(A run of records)
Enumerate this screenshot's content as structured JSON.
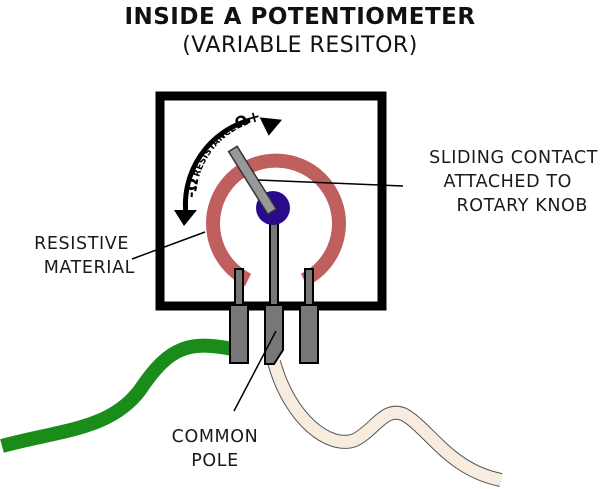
{
  "title": "INSIDE A POTENTIOMETER",
  "subtitle": "(VARIABLE RESITOR)",
  "resistance_arrow": {
    "minus_label": "-Ω",
    "text": "RESISTANCE",
    "plus_label": "Ω+"
  },
  "labels": {
    "sliding_contact": [
      "SLIDING CONTACT",
      "ATTACHED TO",
      "ROTARY KNOB"
    ],
    "resistive_material": [
      "RESISTIVE",
      "MATERIAL"
    ],
    "common_pole": [
      "COMMON",
      "POLE"
    ]
  },
  "colors": {
    "housing": "#000000",
    "resistive_track": "#c0605e",
    "wiper": "#999999",
    "pivot": "#2a0a8c",
    "terminal": "#777777",
    "green_wire": "#1a8c1a",
    "cream_wire": "#f8ebe0"
  }
}
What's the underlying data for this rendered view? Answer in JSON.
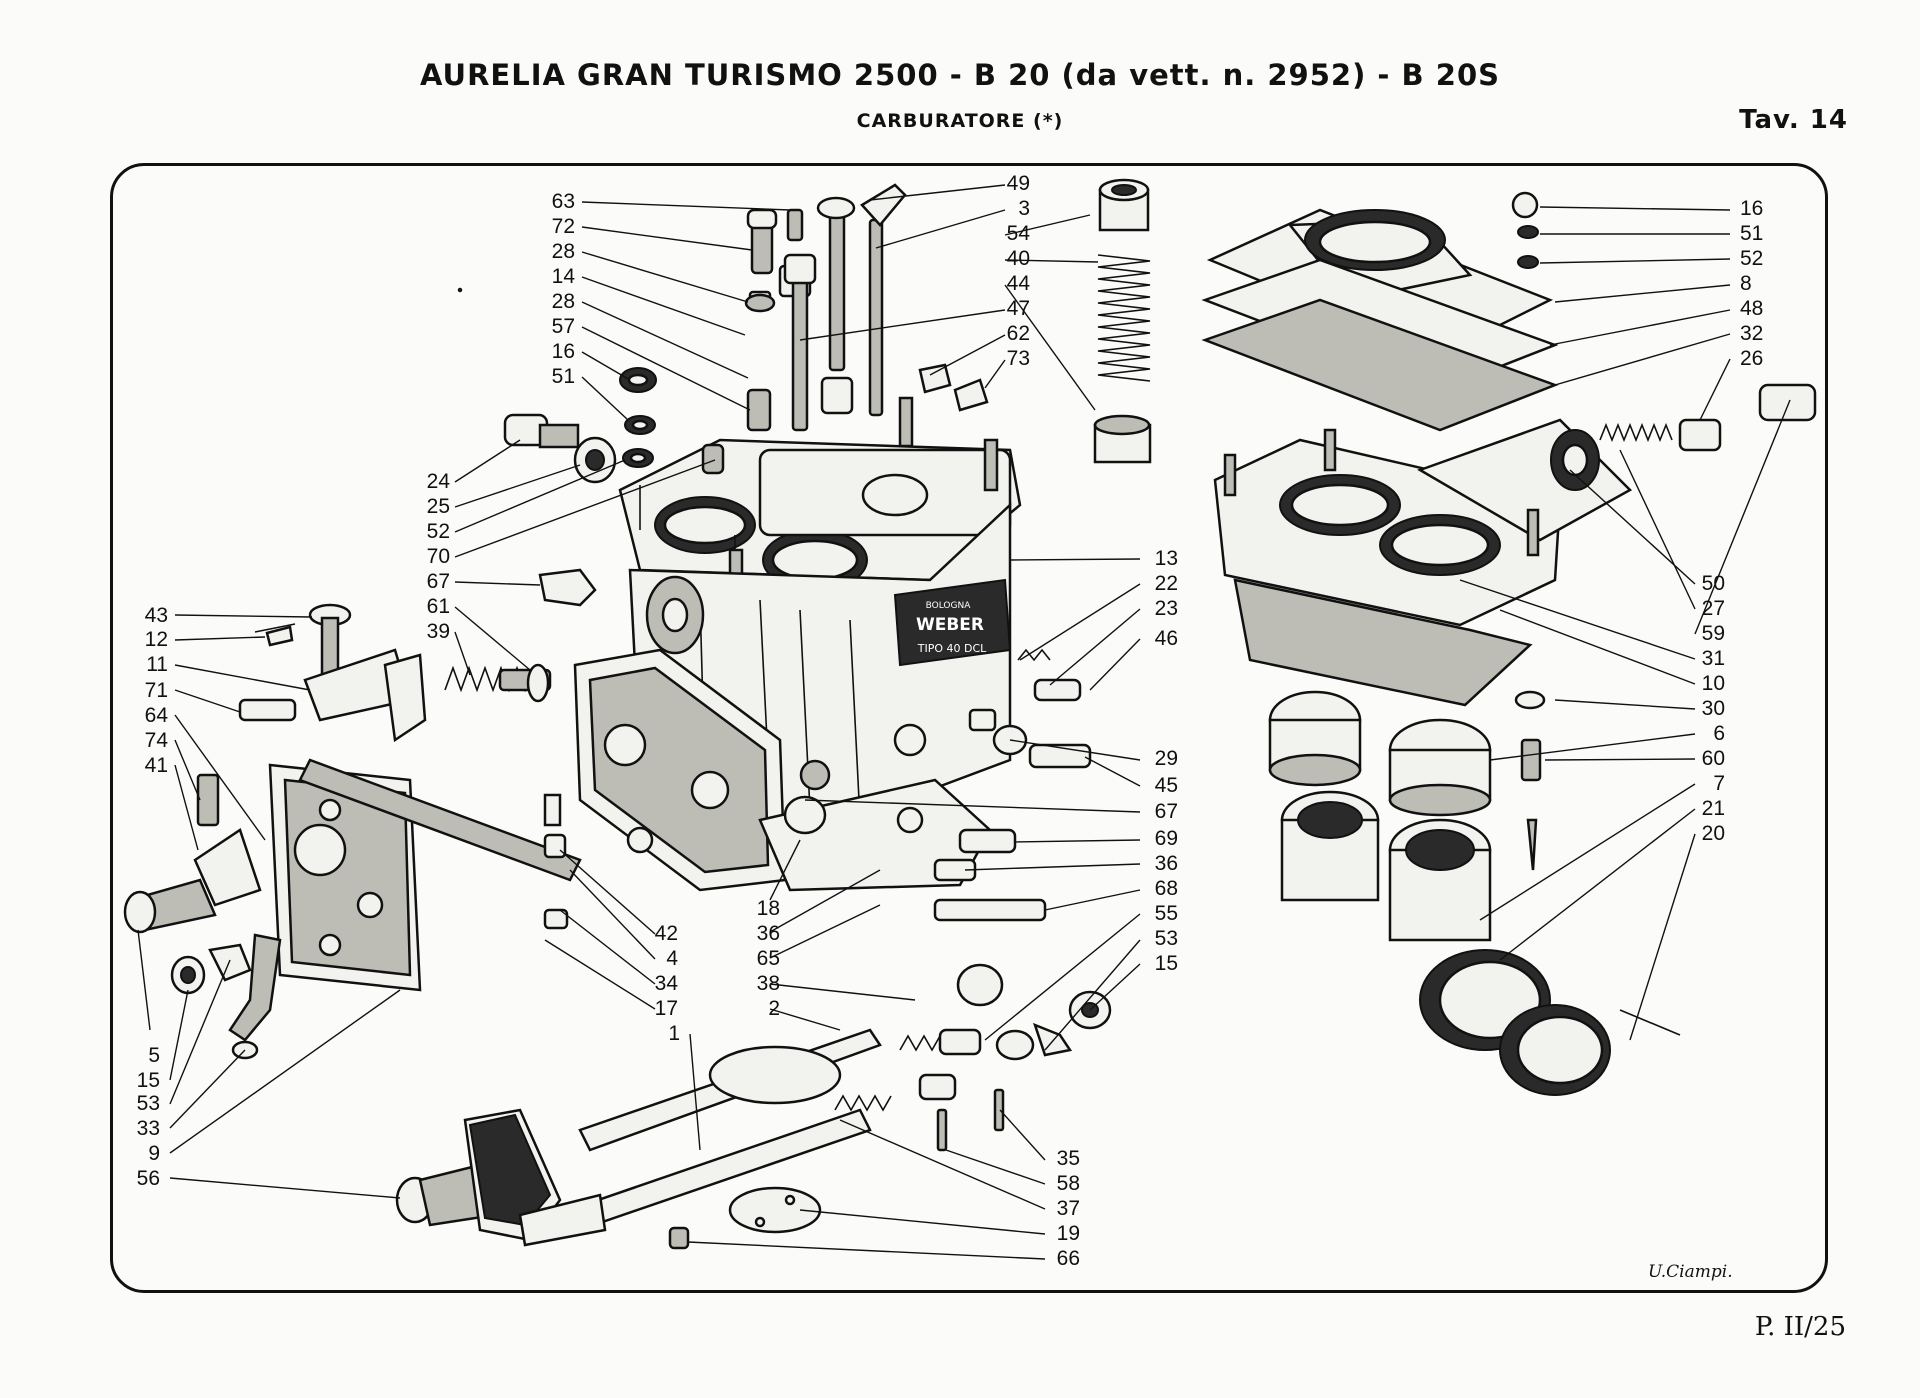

→ **TASK DETAILS**:
Restate each line of the records exactly; pictures do not belong in the copy.

→ **SOLUTION TO THIS EXERCISE**:
Enumerate this screenshot's content as structured JSON.
{
  "title": "INSIDE A POTENTIOMETER",
  "subtitle": "(VARIABLE RESITOR)",
  "resistance_arrow": {
    "minus_label": "-Ω",
    "text": "RESISTANCE",
    "plus_label": "Ω+"
  },
  "labels": {
    "sliding_contact": [
      "SLIDING CONTACT",
      "ATTACHED TO",
      "ROTARY KNOB"
    ],
    "resistive_material": [
      "RESISTIVE",
      "MATERIAL"
    ],
    "common_pole": [
      "COMMON",
      "POLE"
    ]
  },
  "colors": {
    "housing": "#000000",
    "resistive_track": "#c0605e",
    "wiper": "#999999",
    "pivot": "#2a0a8c",
    "terminal": "#777777",
    "green_wire": "#1a8c1a",
    "cream_wire": "#f8ebe0"
  }
}
What's the underlying data for this rendered view? Answer in JSON.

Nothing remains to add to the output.